* start SUPPLIED DATA *

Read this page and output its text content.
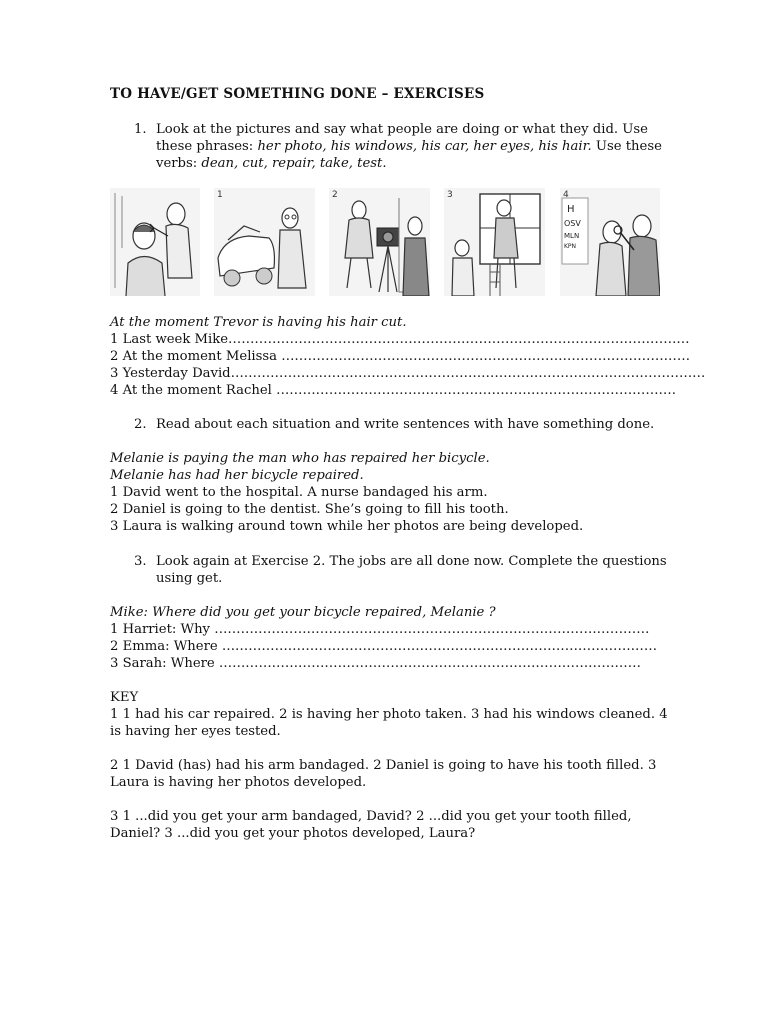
TO HAVE/GET SOMETHING DONE – EXERCISES
1. Look at the pictures and say what people are doing or what they did. Use
these phrases: her photo, his windows, his car, her eyes, his hair. Use these
verbs: dean, cut, repair, take, test.
1	2	3	4
H
OSV
MLN
KPN
At the moment Trevor is having his hair cut.
1 Last week Mike……………………………………………………………………………………………
2 At the moment Melissa …………………………………………………………………………………
3 Yesterday David………………………………………………………………………………………………
4 At the moment Rachel ……………………………………………………………………………….
2. Read about each situation and write sentences with have something done.
Melanie is paying the man who has repaired her bicycle.
Melanie has had her bicycle repaired.
1 David went to the hospital. A nurse bandaged his arm.
2 Daniel is going to the dentist. She’s going to fill his tooth.
3 Laura is walking around town while her photos are being developed.
3. Look again at Exercise 2. The jobs are all done now. Complete the questions
using get.
Mike: Where did you get your bicycle repaired, Melanie ?
1 Harriet: Why ………………………………………………………………………………………
2 Emma: Where ………………………………………………………………………………………
3 Sarah: Where ……………………………………………………………………………………
KEY
1 1 had his car repaired. 2 is having her photo taken. 3 had his windows cleaned. 4
is having her eyes tested.
2 1 David (has) had his arm bandaged. 2 Daniel is going to have his tooth filled. 3
Laura is having her photos developed.
3 1 ...did you get your arm bandaged, David? 2 ...did you get your tooth filled,
Daniel? 3 ...did you get your photos developed, Laura?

* end SUPPLIED DATA *

[SET PROBLEM]
Say how many lines hold the word "Daniel", giving the number and nothing else.

[OUTPUT OF THE EXERCISE]
3